# Extracted information
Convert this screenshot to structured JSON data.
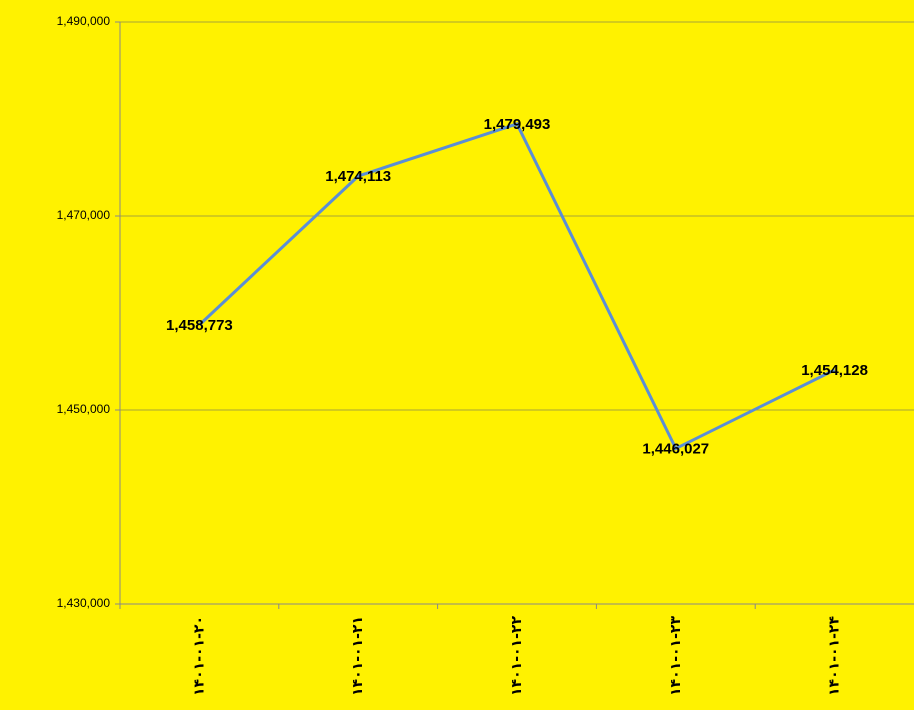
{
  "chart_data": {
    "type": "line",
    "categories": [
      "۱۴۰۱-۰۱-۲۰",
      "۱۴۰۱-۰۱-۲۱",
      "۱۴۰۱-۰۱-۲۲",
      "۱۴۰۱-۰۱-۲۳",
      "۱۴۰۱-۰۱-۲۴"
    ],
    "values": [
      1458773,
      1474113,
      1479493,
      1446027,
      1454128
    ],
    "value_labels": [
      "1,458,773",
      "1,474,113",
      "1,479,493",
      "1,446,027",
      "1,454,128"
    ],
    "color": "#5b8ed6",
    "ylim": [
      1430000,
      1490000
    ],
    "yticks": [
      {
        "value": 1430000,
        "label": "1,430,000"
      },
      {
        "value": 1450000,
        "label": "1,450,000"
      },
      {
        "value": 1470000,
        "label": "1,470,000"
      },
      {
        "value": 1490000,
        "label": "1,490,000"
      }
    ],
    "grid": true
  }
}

# Set exercise
The entries above should be reproduced exactly, without their pictures.

# Answer
Convert this screenshot to structured JSON data.
{
  "chart_data": {
    "type": "line",
    "categories": [
      "۱۴۰۱-۰۱-۲۰",
      "۱۴۰۱-۰۱-۲۱",
      "۱۴۰۱-۰۱-۲۲",
      "۱۴۰۱-۰۱-۲۳",
      "۱۴۰۱-۰۱-۲۴"
    ],
    "values": [
      1458773,
      1474113,
      1479493,
      1446027,
      1454128
    ],
    "value_labels": [
      "1,458,773",
      "1,474,113",
      "1,479,493",
      "1,446,027",
      "1,454,128"
    ],
    "color": "#5b8ed6",
    "ylim": [
      1430000,
      1490000
    ],
    "yticks": [
      {
        "value": 1430000,
        "label": "1,430,000"
      },
      {
        "value": 1450000,
        "label": "1,450,000"
      },
      {
        "value": 1470000,
        "label": "1,470,000"
      },
      {
        "value": 1490000,
        "label": "1,490,000"
      }
    ],
    "grid": true
  }
}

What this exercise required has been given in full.